### Work request
Your task is to copy every line below that contains the word "byggnadstillsynens".

----------

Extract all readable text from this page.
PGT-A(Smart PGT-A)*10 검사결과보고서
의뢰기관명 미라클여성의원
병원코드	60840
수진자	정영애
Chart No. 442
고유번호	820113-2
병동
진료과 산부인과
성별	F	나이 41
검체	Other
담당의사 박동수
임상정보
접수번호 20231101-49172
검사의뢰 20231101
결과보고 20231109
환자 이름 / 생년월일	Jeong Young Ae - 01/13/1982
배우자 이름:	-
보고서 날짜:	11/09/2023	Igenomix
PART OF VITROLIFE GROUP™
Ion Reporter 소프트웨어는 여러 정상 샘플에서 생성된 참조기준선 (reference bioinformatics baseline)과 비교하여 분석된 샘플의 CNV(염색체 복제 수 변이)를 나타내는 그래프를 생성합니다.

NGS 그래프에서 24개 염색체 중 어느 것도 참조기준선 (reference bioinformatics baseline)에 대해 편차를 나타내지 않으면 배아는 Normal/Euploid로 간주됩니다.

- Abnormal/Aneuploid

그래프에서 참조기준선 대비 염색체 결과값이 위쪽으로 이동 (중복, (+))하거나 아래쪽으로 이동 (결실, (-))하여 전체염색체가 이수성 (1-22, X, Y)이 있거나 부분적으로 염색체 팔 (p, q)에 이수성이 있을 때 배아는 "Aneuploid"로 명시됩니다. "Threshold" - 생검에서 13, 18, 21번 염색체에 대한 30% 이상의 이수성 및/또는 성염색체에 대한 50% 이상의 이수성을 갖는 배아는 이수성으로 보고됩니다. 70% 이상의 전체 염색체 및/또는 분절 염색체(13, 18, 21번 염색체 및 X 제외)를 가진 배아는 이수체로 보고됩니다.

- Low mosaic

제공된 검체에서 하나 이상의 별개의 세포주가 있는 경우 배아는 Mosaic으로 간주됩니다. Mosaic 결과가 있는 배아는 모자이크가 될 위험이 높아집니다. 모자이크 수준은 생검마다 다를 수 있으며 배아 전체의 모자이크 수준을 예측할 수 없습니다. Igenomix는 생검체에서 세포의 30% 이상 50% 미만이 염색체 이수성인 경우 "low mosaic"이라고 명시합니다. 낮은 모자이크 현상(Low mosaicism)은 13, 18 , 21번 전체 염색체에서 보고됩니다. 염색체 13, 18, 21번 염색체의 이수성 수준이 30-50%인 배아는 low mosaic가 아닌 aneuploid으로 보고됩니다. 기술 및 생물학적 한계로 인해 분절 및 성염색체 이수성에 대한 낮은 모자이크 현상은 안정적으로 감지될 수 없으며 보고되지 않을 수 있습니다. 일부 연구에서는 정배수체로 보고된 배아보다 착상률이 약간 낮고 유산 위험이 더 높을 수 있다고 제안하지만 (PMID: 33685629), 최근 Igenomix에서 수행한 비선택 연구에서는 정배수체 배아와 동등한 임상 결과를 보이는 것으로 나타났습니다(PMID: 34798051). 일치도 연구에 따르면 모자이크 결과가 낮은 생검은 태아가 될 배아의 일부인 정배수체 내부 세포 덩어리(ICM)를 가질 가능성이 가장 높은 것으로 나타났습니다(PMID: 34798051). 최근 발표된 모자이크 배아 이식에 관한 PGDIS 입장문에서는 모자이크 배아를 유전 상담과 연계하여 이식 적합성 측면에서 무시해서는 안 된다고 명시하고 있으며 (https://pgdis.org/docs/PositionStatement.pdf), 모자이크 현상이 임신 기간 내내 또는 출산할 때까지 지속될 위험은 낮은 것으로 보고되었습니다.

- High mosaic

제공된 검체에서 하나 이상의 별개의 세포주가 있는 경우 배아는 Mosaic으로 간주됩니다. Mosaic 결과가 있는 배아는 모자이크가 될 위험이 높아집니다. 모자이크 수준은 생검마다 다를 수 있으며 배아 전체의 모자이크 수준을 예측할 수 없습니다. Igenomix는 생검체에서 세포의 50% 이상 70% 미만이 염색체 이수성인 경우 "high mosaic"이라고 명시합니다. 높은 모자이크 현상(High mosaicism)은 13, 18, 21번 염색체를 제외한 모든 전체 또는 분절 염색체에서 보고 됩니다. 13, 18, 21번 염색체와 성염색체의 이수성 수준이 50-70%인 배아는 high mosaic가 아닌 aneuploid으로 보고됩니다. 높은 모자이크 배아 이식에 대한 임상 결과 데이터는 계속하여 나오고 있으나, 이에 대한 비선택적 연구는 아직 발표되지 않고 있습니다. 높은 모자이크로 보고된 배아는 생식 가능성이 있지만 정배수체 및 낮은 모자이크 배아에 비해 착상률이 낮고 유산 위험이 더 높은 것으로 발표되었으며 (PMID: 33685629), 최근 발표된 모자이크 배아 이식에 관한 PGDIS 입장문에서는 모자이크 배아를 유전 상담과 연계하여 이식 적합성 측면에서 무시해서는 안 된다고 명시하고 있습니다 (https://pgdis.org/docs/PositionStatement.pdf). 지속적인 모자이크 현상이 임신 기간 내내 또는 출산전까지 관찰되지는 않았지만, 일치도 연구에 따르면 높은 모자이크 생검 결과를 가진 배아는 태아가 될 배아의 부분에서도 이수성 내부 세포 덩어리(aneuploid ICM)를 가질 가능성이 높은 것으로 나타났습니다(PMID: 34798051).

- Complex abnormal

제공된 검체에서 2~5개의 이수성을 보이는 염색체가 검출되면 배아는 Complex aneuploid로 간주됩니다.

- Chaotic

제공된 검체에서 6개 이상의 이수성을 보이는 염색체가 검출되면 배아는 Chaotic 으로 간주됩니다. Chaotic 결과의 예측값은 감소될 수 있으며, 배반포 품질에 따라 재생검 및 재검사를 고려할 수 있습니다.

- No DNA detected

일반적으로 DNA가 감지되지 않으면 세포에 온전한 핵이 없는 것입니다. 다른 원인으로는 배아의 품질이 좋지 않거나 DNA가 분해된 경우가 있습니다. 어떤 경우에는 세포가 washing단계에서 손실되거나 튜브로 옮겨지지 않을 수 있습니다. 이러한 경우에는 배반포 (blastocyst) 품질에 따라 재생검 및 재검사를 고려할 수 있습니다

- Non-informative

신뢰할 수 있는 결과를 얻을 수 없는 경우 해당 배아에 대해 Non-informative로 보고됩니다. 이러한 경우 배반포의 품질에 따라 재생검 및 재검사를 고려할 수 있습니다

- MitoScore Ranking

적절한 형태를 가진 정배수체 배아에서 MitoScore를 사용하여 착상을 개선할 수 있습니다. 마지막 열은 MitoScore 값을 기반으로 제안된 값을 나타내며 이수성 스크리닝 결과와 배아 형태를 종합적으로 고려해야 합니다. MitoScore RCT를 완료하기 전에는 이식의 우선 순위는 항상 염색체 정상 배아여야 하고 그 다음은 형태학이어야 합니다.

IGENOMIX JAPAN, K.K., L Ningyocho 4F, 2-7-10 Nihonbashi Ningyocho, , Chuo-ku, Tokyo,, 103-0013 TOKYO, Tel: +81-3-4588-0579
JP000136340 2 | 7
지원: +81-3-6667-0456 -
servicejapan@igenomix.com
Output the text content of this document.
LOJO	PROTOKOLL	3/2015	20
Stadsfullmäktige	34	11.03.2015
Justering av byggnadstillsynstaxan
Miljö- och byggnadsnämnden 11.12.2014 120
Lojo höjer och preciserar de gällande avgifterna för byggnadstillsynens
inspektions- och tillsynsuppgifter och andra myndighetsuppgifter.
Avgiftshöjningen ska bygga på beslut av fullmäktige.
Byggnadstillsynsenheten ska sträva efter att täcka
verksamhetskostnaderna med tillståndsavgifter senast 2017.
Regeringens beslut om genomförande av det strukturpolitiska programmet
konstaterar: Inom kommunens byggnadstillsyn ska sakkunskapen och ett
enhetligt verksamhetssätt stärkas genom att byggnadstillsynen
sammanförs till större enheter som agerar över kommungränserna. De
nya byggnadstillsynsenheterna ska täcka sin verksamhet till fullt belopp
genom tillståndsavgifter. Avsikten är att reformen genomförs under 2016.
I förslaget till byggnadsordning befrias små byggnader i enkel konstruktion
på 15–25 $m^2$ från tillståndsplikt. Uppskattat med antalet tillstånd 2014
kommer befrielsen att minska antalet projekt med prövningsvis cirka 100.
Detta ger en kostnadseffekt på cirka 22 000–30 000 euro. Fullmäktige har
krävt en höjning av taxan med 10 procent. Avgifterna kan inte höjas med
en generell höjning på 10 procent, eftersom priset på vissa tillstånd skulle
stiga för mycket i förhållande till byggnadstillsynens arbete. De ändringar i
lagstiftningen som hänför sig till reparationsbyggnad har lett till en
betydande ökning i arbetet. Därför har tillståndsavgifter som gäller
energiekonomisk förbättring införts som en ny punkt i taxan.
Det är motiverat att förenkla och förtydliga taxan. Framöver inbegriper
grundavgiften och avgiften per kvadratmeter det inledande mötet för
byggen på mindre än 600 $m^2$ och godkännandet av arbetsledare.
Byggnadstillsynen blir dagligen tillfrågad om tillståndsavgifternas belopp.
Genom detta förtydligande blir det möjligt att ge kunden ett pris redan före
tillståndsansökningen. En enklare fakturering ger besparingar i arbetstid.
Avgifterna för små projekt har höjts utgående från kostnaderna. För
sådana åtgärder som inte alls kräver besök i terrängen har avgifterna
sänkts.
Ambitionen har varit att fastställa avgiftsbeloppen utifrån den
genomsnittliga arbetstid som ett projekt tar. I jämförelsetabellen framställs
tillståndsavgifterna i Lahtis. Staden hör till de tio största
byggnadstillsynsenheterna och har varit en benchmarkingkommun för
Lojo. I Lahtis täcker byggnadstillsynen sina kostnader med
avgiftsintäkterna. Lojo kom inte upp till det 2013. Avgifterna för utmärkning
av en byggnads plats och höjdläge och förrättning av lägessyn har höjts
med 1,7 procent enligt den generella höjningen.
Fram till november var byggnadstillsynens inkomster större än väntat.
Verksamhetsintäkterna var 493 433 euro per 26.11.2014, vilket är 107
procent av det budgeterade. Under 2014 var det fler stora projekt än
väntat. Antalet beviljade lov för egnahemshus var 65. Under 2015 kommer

----------

### Answer to this exercise
Lojo höjer och preciserar de gällande avgifterna för byggnadstillsynens
stiga för mycket i förhållande till byggnadstillsynens arbete. De ändringar i
Fram till november var byggnadstillsynens inkomster större än väntat.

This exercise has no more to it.